Wednesday, June 15, 2016

Constitutional law: playing poker with a card sharp

sI am currently reviewing several cases coming from federal courts where constitutional rights (4th Amendment search and seizure of home in one case and denial of habeas corpus review in another) were denied because constitutional rights were not "clearly established" prior to that time.

Well, 4th Amendment is "clearly established" from the date of enactment of the 4th Amendment, and so is the right to habeas corpus relief, which is only to be suspended at times of war.

But, federal courts require more than that - that the particular circumstances under which such rights are violated (the 4th Amendment or other constitutional violations challenged through a civil rights action or habeas corpus petitions) must be also recognized as violation of those particulars constitutional rights in precisely the context in which the violation happened to the present challenger.

That kind of specificity, of course, is not required by either the Civil Rights Act.

Yet, since recent times, it was included into the so-called "Anti-terrorism and Effective Death Penalty Act" which encompasses ALL habeas petitions, even those not related to either terrorism or death penalty cases.

Short problem A: Reproduce the records verbatim, starting at the first line of the records and ending at the line that contains "Text: Phone no.".

Dataset records:

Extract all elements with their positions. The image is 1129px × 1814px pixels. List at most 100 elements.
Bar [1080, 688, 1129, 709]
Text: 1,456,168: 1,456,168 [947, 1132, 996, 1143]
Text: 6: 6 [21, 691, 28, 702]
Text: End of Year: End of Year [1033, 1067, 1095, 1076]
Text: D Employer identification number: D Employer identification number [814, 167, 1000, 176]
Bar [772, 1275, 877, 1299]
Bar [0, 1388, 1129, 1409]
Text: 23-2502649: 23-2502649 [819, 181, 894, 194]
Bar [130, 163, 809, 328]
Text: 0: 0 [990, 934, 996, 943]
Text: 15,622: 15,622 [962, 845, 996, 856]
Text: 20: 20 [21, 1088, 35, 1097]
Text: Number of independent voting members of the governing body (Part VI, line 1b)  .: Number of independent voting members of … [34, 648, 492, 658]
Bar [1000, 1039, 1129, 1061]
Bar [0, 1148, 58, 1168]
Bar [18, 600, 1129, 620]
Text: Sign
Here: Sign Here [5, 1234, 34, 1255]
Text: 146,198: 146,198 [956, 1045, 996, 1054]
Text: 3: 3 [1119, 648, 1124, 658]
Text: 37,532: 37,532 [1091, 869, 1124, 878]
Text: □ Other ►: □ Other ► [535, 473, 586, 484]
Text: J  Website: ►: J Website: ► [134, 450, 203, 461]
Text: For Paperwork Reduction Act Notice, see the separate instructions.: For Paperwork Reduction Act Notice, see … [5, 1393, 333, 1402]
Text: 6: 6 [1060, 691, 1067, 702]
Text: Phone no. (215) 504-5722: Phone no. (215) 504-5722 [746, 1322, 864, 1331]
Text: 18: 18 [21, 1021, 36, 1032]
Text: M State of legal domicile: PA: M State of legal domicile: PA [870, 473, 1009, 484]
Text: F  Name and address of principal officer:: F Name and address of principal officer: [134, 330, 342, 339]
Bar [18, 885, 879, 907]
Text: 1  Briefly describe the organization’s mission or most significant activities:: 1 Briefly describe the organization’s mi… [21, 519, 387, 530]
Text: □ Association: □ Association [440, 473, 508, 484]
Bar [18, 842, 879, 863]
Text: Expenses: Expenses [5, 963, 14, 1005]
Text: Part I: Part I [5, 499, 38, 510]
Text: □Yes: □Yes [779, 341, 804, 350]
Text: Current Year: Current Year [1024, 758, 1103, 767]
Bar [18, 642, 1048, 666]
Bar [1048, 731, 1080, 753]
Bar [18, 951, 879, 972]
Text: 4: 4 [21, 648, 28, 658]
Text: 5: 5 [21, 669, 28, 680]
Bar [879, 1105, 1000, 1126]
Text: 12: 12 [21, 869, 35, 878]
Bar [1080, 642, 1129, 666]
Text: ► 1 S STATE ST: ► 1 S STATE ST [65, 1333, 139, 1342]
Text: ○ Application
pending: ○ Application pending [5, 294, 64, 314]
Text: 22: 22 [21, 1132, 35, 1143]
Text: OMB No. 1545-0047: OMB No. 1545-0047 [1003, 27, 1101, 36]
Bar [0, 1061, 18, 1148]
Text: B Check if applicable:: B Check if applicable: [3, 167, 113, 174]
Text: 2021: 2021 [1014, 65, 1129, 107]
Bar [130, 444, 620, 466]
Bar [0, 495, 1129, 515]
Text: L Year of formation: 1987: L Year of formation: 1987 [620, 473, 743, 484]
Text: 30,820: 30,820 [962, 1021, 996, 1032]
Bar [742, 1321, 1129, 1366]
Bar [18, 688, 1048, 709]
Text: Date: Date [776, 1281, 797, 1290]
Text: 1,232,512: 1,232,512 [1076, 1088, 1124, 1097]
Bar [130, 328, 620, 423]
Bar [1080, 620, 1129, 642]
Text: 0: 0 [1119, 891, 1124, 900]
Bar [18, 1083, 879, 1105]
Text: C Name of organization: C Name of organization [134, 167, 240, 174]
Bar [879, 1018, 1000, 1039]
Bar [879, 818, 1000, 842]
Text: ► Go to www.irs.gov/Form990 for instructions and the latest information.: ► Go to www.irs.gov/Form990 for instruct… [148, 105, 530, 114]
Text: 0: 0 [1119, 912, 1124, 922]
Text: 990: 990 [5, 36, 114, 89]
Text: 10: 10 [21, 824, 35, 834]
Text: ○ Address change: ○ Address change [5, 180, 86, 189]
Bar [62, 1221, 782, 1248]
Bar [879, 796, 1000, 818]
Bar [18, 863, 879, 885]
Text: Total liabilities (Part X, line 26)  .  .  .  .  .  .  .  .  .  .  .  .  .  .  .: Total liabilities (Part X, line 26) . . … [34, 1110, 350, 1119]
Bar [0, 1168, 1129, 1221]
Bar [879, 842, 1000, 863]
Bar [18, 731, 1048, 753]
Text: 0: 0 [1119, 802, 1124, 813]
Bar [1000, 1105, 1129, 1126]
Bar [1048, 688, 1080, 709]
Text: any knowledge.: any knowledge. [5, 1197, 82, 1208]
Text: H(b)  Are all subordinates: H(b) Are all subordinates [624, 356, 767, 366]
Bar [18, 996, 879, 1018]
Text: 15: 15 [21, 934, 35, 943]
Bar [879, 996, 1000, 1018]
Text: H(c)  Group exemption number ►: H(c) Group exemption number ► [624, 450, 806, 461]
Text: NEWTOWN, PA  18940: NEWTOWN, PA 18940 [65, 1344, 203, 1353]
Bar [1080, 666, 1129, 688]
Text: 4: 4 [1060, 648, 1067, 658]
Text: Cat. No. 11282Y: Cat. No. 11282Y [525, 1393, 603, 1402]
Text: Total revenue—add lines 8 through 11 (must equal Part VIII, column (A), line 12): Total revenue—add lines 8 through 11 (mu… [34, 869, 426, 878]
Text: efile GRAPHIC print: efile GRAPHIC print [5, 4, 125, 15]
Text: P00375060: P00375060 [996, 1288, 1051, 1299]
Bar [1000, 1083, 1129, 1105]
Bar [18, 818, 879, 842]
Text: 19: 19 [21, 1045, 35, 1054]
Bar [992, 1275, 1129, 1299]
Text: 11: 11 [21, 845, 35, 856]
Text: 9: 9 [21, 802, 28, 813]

Short problem B: Decide whether each statement below agrees with the post on constitutional law, answering yes or no and quoting the deciding words of the post: (i) The author is reviewing cases that come from federal courts. (ii) The post says the right to habeas corpus relief is to be suspended only at times of war. (iii) The post says the "Anti-terrorism and Effective Death Penalty Act" covers only habeas petitions related to terrorism or death penalty cases.

Response A:
Extract all elements with their positions. The image is 1129px × 1814px pixels. List at most 100 elements.
Bar [1080, 688, 1129, 709]
Text: 1,456,168: 1,456,168 [947, 1132, 996, 1143]
Text: 6: 6 [21, 691, 28, 702]
Text: End of Year: End of Year [1033, 1067, 1095, 1076]
Text: D Employer identification number: D Employer identification number [814, 167, 1000, 176]
Bar [772, 1275, 877, 1299]
Bar [0, 1388, 1129, 1409]
Text: 23-2502649: 23-2502649 [819, 181, 894, 194]
Bar [130, 163, 809, 328]
Text: 0: 0 [990, 934, 996, 943]
Text: 15,622: 15,622 [962, 845, 996, 856]
Text: 20: 20 [21, 1088, 35, 1097]
Text: Number of independent voting members of the governing body (Part VI, line 1b)  .: Number of independent voting members of … [34, 648, 492, 658]
Bar [1000, 1039, 1129, 1061]
Bar [0, 1148, 58, 1168]
Bar [18, 600, 1129, 620]
Text: Sign
Here: Sign Here [5, 1234, 34, 1255]
Text: 146,198: 146,198 [956, 1045, 996, 1054]
Text: 3: 3 [1119, 648, 1124, 658]
Text: 37,532: 37,532 [1091, 869, 1124, 878]
Text: □ Other ►: □ Other ► [535, 473, 586, 484]
Text: J  Website: ►: J Website: ► [134, 450, 203, 461]
Text: For Paperwork Reduction Act Notice, see the separate instructions.: For Paperwork Reduction Act Notice, see … [5, 1393, 333, 1402]
Text: 6: 6 [1060, 691, 1067, 702]
Text: Phone no. (215) 504-5722: Phone no. (215) 504-5722 [746, 1322, 864, 1331]

Response B:
(i) Yes: "reviewing several cases coming from federal courts"
(ii) Yes: "which is only to be suspended at times of war"
(iii) No: "encompasses ALL habeas petitions, even those not related to either terrorism or death penalty cases"